> [What is required]: Write the records below out again exactly as given, with no images.

> [Extracted entries]:
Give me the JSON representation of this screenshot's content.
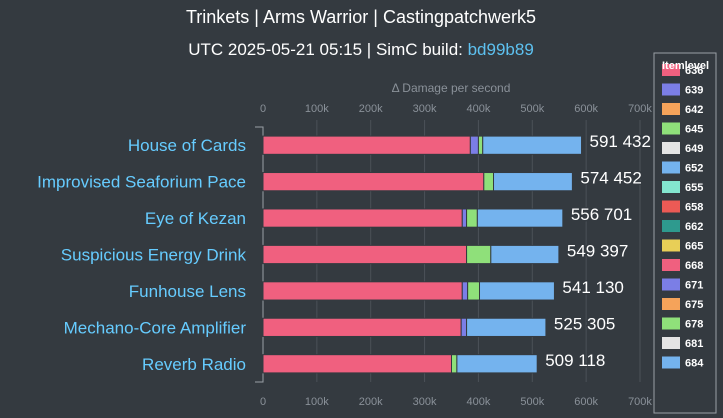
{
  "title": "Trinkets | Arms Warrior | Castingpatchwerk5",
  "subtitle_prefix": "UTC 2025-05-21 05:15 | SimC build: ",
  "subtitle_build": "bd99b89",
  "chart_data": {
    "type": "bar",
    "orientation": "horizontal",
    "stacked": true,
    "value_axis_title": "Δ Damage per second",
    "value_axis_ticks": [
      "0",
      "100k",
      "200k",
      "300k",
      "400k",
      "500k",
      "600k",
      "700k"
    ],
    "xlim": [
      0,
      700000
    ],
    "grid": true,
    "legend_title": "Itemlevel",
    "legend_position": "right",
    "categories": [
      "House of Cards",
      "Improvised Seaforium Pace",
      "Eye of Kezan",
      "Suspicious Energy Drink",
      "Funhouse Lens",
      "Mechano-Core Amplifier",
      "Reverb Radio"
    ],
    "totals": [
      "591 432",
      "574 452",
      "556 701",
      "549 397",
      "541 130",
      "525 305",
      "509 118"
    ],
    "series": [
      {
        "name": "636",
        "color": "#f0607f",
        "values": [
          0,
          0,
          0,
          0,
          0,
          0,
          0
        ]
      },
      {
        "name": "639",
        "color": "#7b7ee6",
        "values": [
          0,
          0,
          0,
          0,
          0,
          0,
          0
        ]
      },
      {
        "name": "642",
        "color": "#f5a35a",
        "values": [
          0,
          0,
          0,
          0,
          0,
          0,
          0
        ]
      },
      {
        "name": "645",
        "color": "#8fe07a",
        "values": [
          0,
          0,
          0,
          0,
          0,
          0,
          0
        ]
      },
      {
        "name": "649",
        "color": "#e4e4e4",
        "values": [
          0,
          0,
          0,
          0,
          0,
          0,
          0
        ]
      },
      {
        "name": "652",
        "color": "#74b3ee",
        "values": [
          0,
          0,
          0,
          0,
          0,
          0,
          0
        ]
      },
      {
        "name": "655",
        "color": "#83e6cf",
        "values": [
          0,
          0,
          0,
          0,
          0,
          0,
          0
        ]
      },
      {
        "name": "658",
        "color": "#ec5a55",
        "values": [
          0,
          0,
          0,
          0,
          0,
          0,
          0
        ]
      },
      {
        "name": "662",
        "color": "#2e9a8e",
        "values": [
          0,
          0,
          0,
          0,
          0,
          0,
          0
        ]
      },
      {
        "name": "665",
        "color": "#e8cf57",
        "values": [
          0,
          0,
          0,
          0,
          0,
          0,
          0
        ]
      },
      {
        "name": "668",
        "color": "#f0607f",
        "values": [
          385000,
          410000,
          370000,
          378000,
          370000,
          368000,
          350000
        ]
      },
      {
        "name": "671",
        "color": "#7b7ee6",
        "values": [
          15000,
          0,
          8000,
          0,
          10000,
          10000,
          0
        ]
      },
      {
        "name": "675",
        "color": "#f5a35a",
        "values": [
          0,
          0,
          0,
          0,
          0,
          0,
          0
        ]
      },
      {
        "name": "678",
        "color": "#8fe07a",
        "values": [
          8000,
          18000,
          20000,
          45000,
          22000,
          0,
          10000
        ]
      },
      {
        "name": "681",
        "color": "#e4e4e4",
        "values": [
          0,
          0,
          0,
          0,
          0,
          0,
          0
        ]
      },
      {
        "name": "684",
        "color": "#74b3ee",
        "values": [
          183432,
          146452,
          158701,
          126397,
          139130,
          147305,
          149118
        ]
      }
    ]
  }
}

> [Written solution]:
Give me the JSON representation of this screenshot's content.
{
  "title": "Trinkets | Arms Warrior | Castingpatchwerk5",
  "subtitle_prefix": "UTC 2025-05-21 05:15 | SimC build: ",
  "subtitle_build": "bd99b89",
  "chart_data": {
    "type": "bar",
    "orientation": "horizontal",
    "stacked": true,
    "value_axis_title": "Δ Damage per second",
    "value_axis_ticks": [
      "0",
      "100k",
      "200k",
      "300k",
      "400k",
      "500k",
      "600k",
      "700k"
    ],
    "xlim": [
      0,
      700000
    ],
    "grid": true,
    "legend_title": "Itemlevel",
    "legend_position": "right",
    "categories": [
      "House of Cards",
      "Improvised Seaforium Pace",
      "Eye of Kezan",
      "Suspicious Energy Drink",
      "Funhouse Lens",
      "Mechano-Core Amplifier",
      "Reverb Radio"
    ],
    "totals": [
      "591 432",
      "574 452",
      "556 701",
      "549 397",
      "541 130",
      "525 305",
      "509 118"
    ],
    "series": [
      {
        "name": "636",
        "color": "#f0607f",
        "values": [
          0,
          0,
          0,
          0,
          0,
          0,
          0
        ]
      },
      {
        "name": "639",
        "color": "#7b7ee6",
        "values": [
          0,
          0,
          0,
          0,
          0,
          0,
          0
        ]
      },
      {
        "name": "642",
        "color": "#f5a35a",
        "values": [
          0,
          0,
          0,
          0,
          0,
          0,
          0
        ]
      },
      {
        "name": "645",
        "color": "#8fe07a",
        "values": [
          0,
          0,
          0,
          0,
          0,
          0,
          0
        ]
      },
      {
        "name": "649",
        "color": "#e4e4e4",
        "values": [
          0,
          0,
          0,
          0,
          0,
          0,
          0
        ]
      },
      {
        "name": "652",
        "color": "#74b3ee",
        "values": [
          0,
          0,
          0,
          0,
          0,
          0,
          0
        ]
      },
      {
        "name": "655",
        "color": "#83e6cf",
        "values": [
          0,
          0,
          0,
          0,
          0,
          0,
          0
        ]
      },
      {
        "name": "658",
        "color": "#ec5a55",
        "values": [
          0,
          0,
          0,
          0,
          0,
          0,
          0
        ]
      },
      {
        "name": "662",
        "color": "#2e9a8e",
        "values": [
          0,
          0,
          0,
          0,
          0,
          0,
          0
        ]
      },
      {
        "name": "665",
        "color": "#e8cf57",
        "values": [
          0,
          0,
          0,
          0,
          0,
          0,
          0
        ]
      },
      {
        "name": "668",
        "color": "#f0607f",
        "values": [
          385000,
          410000,
          370000,
          378000,
          370000,
          368000,
          350000
        ]
      },
      {
        "name": "671",
        "color": "#7b7ee6",
        "values": [
          15000,
          0,
          8000,
          0,
          10000,
          10000,
          0
        ]
      },
      {
        "name": "675",
        "color": "#f5a35a",
        "values": [
          0,
          0,
          0,
          0,
          0,
          0,
          0
        ]
      },
      {
        "name": "678",
        "color": "#8fe07a",
        "values": [
          8000,
          18000,
          20000,
          45000,
          22000,
          0,
          10000
        ]
      },
      {
        "name": "681",
        "color": "#e4e4e4",
        "values": [
          0,
          0,
          0,
          0,
          0,
          0,
          0
        ]
      },
      {
        "name": "684",
        "color": "#74b3ee",
        "values": [
          183432,
          146452,
          158701,
          126397,
          139130,
          147305,
          149118
        ]
      }
    ]
  }
}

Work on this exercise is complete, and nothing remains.